--- START Materials provided ---

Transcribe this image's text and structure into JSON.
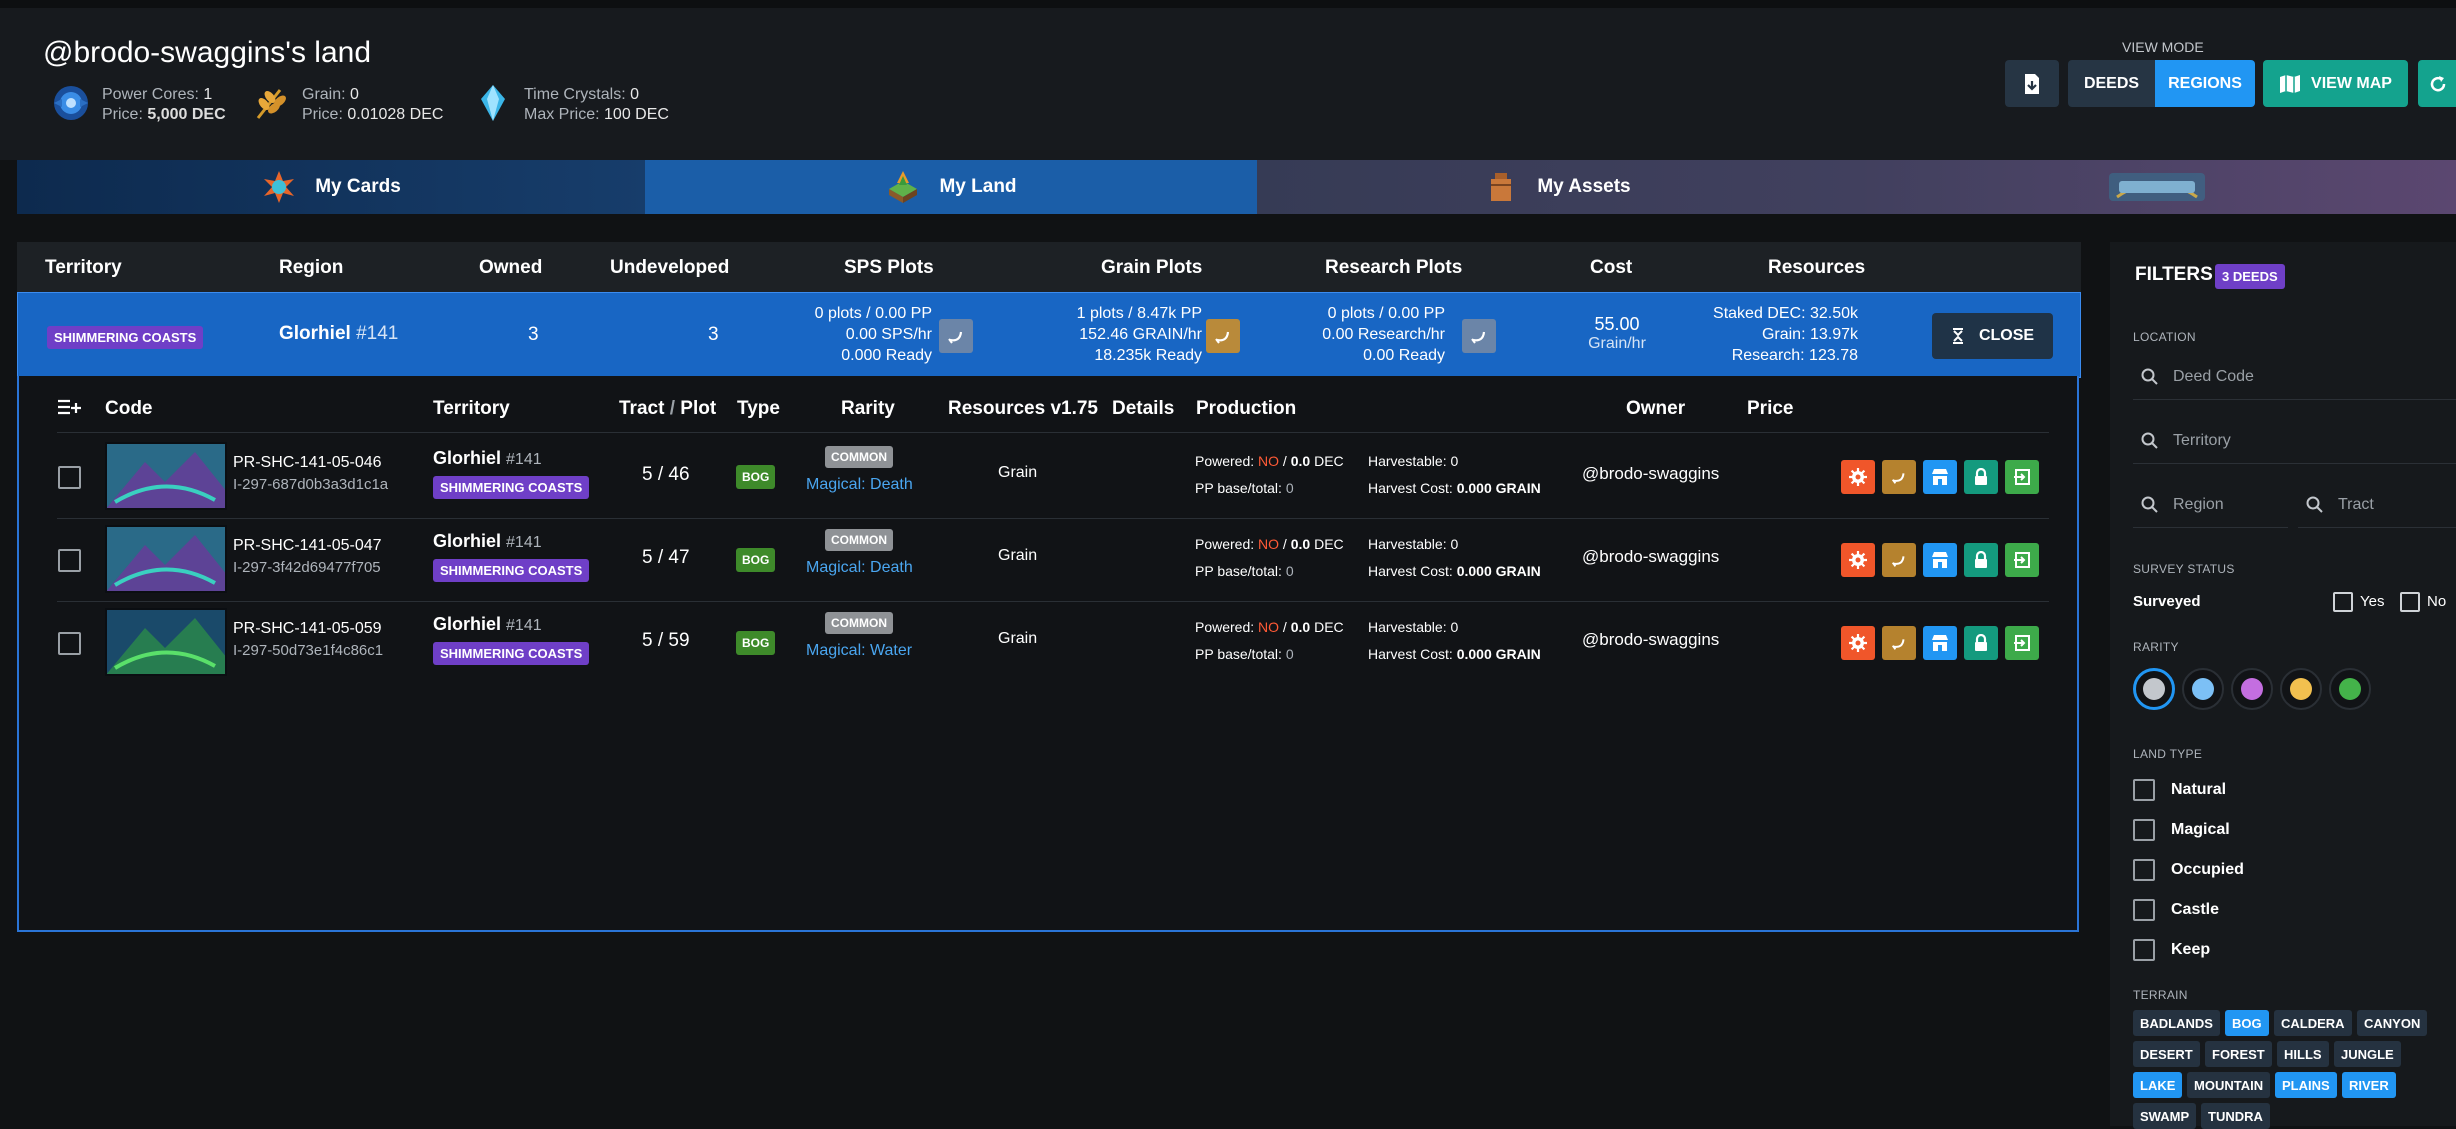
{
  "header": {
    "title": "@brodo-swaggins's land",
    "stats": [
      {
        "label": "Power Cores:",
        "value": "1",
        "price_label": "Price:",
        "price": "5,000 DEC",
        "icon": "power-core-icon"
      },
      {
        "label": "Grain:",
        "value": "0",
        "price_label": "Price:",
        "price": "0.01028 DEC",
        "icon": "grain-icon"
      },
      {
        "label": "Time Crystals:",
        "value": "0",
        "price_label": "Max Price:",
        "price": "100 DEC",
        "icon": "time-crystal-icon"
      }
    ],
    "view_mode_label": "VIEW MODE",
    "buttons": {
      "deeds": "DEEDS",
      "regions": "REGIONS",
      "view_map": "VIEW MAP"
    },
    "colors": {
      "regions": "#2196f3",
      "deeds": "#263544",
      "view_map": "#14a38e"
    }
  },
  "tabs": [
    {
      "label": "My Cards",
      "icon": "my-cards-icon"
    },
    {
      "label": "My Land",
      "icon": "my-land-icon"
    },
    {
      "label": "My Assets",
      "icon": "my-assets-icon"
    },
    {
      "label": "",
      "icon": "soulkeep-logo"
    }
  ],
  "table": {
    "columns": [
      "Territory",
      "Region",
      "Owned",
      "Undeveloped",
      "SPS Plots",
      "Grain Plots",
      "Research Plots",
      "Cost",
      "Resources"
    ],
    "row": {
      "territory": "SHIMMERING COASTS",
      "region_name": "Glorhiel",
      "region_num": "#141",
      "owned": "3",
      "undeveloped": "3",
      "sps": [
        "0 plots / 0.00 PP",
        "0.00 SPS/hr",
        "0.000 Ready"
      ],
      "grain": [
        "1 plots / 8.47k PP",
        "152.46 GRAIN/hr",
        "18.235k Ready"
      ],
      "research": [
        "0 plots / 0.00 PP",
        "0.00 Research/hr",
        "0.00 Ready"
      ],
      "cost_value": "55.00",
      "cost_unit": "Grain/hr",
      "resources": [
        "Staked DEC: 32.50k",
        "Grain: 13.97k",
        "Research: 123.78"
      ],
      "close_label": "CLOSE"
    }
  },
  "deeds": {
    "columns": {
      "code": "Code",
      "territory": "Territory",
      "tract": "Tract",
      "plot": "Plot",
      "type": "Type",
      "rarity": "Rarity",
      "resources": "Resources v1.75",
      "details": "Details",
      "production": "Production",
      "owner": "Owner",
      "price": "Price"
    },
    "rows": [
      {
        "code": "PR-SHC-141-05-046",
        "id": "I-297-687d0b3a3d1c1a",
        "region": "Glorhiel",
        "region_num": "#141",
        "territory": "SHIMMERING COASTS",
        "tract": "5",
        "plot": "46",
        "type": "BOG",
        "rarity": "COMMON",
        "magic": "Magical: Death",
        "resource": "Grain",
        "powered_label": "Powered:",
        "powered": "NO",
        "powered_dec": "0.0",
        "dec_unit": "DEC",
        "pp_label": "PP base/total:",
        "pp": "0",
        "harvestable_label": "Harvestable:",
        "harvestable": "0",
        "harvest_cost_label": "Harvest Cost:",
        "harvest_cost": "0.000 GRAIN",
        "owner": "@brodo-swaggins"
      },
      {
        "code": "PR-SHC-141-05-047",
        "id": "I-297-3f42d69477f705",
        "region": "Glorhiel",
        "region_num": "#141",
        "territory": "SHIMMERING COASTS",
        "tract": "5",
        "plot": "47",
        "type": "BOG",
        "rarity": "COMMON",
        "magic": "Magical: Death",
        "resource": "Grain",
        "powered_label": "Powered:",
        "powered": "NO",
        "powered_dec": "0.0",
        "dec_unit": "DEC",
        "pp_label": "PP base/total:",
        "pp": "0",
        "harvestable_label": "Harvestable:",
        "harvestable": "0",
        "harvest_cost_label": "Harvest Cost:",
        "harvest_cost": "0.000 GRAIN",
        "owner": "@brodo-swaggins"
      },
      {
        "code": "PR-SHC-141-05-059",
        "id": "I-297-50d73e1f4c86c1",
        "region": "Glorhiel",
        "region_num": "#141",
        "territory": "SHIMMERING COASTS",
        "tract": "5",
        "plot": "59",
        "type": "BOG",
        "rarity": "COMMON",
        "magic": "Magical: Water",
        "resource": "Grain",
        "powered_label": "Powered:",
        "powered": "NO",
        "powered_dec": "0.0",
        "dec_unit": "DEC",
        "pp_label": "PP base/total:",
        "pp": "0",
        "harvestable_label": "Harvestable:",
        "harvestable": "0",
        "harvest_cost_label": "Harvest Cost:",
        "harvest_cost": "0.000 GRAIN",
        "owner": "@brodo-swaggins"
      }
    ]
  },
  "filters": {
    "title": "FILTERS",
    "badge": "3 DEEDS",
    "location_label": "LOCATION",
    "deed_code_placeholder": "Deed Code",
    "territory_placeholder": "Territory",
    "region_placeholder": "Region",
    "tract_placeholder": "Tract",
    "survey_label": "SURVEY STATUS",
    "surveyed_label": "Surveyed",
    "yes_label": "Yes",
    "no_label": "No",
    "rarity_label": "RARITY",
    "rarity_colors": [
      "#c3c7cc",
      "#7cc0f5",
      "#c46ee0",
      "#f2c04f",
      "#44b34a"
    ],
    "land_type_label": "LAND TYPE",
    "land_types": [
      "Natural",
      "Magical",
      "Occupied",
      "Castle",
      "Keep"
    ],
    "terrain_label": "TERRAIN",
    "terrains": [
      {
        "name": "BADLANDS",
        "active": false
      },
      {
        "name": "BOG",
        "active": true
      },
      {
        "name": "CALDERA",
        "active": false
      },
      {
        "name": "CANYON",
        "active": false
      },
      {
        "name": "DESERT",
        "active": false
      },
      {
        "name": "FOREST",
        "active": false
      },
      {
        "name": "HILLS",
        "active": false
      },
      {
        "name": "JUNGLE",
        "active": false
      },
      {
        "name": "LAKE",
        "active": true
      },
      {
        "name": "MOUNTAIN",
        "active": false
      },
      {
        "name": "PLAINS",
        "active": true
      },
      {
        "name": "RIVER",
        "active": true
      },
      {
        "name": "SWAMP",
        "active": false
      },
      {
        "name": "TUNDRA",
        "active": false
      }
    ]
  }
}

--- END Materials provided ---
--- START Materials provided ---

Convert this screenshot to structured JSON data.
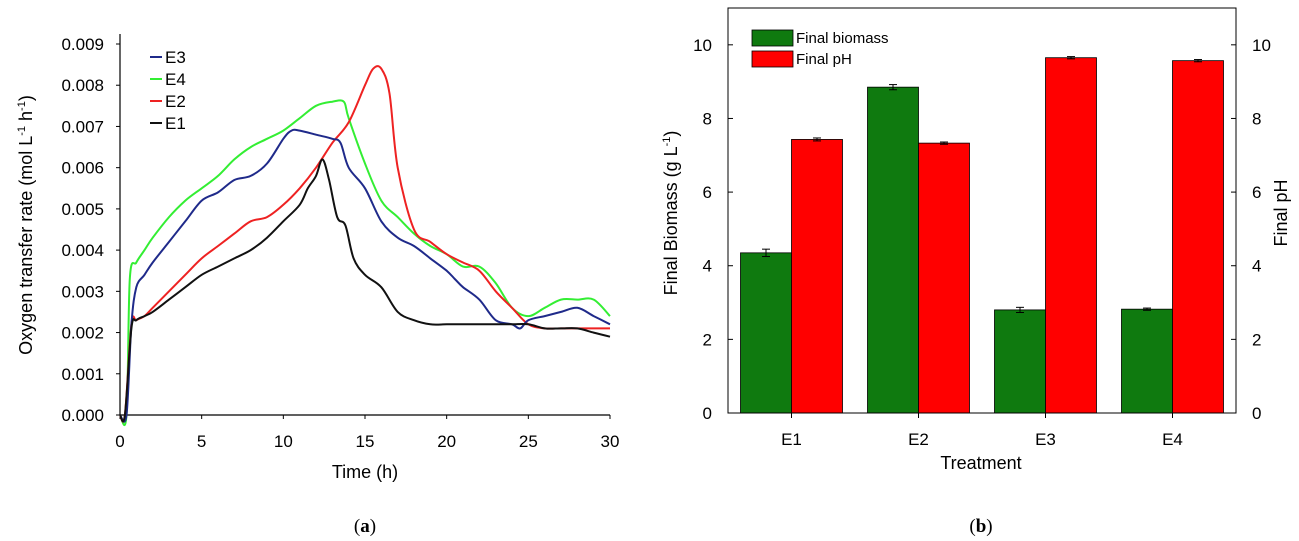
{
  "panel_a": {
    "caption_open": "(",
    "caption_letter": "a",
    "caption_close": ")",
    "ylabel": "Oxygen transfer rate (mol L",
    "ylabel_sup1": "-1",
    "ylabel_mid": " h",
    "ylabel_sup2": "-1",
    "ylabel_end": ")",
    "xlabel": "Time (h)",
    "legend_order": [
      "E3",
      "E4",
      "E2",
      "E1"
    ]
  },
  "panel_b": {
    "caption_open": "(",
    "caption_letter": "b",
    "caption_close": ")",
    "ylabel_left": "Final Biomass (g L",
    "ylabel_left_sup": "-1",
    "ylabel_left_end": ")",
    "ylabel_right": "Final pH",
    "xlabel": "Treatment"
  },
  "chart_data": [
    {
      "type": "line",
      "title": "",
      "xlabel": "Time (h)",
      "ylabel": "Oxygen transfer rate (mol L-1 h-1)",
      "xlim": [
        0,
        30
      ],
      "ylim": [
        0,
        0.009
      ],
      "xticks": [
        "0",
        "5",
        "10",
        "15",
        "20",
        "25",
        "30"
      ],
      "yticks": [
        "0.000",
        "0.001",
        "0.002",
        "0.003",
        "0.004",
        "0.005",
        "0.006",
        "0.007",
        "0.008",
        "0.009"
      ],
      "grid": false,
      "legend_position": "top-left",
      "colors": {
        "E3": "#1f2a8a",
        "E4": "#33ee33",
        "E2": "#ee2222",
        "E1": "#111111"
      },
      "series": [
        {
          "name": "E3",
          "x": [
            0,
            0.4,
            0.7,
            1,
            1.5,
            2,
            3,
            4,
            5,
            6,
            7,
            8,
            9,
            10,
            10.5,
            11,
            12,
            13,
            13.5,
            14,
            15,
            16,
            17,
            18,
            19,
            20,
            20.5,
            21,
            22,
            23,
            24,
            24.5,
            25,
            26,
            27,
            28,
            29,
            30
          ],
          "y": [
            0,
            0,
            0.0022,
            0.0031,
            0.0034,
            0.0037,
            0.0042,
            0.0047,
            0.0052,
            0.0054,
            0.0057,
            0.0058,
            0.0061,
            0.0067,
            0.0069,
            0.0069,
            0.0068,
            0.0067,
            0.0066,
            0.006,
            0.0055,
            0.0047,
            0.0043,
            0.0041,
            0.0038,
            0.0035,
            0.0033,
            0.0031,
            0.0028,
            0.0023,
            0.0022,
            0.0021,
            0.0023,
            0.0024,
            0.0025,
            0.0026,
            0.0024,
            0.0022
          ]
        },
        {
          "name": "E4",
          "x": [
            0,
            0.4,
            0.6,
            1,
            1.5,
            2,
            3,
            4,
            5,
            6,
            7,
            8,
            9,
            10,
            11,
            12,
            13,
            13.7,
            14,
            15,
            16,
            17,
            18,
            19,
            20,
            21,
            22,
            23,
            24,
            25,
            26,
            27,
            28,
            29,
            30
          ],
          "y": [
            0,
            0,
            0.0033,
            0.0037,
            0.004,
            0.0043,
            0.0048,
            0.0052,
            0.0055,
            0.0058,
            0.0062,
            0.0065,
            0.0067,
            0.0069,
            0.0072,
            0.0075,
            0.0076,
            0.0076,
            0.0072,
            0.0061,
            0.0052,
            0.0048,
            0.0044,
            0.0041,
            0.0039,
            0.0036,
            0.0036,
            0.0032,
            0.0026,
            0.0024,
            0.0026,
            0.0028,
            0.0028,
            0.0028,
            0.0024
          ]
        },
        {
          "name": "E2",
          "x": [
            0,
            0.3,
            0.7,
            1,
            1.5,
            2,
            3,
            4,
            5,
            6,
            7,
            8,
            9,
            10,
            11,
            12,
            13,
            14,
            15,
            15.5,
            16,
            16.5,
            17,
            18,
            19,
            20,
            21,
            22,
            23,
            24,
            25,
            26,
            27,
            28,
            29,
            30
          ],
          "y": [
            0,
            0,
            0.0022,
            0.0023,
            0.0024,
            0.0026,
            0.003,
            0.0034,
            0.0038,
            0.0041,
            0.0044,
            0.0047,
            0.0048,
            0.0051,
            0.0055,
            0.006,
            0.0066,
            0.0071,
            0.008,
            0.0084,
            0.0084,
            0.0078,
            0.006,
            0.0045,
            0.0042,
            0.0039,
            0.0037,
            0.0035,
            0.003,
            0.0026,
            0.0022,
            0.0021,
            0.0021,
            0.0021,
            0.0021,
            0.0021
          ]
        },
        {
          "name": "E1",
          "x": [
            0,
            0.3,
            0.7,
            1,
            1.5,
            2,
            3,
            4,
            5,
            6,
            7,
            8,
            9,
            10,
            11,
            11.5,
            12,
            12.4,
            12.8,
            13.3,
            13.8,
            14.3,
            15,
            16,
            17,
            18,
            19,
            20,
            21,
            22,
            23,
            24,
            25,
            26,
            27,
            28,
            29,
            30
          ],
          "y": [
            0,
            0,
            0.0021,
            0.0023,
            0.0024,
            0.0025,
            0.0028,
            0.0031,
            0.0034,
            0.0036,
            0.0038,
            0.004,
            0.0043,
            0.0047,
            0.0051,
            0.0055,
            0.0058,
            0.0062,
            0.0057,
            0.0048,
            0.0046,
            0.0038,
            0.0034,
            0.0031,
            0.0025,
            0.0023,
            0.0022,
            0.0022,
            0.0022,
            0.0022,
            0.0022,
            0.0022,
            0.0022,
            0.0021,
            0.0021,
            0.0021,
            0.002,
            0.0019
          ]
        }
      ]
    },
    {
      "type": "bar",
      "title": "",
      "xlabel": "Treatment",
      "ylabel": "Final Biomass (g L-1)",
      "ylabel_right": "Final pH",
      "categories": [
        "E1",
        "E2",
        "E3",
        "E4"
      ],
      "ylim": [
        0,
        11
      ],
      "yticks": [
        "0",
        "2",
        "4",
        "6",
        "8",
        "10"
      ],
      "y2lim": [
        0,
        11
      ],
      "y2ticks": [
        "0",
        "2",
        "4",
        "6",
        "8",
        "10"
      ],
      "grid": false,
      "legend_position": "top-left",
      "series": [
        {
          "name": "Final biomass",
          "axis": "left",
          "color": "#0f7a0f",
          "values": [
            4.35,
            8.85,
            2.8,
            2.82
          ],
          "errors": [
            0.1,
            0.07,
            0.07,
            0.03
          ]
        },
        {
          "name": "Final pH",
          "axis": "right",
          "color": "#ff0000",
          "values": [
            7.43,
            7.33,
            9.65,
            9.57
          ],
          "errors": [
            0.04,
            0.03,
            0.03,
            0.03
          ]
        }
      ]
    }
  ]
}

--- END Materials provided ---

### Problem description
Pull every line containing the word "xlabel" out of the material and copy it.

### Solution
    "xlabel": "Time (h)",
    "xlabel": "Treatment"
      "xlabel": "Time (h)",
      "xlabel": "Treatment",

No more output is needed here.